Exercise brief: Find the lines with "Actualmente" in them and copy them out.

+++ Data listing

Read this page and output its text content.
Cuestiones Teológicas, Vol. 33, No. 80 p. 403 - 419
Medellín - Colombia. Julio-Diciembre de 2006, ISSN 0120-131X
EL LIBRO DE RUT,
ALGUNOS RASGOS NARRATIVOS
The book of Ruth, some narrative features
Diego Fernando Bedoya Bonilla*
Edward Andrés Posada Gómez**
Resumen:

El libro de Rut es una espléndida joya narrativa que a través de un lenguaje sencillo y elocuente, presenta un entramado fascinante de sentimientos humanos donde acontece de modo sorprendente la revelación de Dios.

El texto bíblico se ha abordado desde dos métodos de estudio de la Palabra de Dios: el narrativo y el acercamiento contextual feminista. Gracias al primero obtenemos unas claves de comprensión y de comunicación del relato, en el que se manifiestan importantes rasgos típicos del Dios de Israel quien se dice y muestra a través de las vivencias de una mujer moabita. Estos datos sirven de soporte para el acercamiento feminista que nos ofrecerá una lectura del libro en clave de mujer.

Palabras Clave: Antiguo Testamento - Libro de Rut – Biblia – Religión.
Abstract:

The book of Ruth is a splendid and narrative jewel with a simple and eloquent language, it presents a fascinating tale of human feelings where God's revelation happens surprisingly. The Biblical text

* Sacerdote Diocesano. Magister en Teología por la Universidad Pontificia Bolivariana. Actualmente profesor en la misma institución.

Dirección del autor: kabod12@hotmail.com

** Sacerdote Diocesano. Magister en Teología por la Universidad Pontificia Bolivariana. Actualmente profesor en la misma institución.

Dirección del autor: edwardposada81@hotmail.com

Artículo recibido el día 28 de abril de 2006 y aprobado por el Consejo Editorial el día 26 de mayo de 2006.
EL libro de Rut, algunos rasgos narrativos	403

++++++

Response:
* Sacerdote Diocesano. Magister en Teología por la Universidad Pontificia Bolivariana. Actualmente profesor en la misma institución.
** Sacerdote Diocesano. Magister en Teología por la Universidad Pontificia Bolivariana. Actualmente profesor en la misma institución.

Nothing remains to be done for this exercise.